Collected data
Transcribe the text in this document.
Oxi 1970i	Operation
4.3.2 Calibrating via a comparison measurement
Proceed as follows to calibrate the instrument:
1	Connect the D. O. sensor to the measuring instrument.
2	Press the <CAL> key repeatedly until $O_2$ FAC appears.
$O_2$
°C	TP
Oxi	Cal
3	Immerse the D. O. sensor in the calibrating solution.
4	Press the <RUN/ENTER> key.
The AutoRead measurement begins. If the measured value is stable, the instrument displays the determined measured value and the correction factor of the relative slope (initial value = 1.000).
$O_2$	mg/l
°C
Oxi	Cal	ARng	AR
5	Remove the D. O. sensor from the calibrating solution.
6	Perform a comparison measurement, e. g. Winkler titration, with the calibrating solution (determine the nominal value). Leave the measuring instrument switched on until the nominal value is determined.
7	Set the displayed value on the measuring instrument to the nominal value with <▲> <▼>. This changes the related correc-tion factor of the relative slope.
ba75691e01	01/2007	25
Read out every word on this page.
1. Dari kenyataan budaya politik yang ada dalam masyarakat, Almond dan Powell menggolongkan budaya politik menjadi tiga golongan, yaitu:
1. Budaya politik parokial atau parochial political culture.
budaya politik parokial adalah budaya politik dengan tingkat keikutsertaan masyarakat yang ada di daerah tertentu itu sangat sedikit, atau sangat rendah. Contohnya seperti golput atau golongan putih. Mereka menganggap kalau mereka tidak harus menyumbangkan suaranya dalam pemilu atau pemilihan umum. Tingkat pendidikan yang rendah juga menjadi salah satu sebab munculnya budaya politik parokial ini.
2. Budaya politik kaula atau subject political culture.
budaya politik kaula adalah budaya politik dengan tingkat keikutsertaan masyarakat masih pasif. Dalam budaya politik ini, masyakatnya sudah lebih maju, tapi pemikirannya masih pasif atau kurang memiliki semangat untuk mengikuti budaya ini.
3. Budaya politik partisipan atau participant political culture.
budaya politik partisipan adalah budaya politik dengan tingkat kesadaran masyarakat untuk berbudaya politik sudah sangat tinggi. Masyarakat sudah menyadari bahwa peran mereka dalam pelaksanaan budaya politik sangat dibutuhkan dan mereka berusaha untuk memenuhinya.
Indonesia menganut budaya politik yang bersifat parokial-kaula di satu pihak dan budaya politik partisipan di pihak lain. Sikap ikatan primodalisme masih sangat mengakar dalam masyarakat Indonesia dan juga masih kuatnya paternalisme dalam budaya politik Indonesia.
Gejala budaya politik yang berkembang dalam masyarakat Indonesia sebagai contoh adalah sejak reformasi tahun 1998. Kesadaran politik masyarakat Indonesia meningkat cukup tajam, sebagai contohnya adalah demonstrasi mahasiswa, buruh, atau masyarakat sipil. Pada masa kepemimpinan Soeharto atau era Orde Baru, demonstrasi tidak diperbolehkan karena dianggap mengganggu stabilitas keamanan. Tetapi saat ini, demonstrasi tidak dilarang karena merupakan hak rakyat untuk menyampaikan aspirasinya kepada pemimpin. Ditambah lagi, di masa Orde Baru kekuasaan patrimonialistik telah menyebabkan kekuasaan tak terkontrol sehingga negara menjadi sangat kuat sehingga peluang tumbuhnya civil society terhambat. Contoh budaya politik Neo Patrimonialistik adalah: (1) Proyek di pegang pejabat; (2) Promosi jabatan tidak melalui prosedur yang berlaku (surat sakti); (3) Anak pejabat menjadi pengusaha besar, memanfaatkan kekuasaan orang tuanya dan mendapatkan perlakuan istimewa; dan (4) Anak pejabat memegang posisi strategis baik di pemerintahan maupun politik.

◆ **Stated exercise**
In the records above, find each line with the word "comparison" and copy it.

◆ **Exercise solution**
4.3.2 Calibrating via a comparison measurement
6	Perform a comparison measurement, e. g. Winkler titration, with the calibrating solution (determine the nominal value). Leave the measuring instrument switched on until the nominal value is determined.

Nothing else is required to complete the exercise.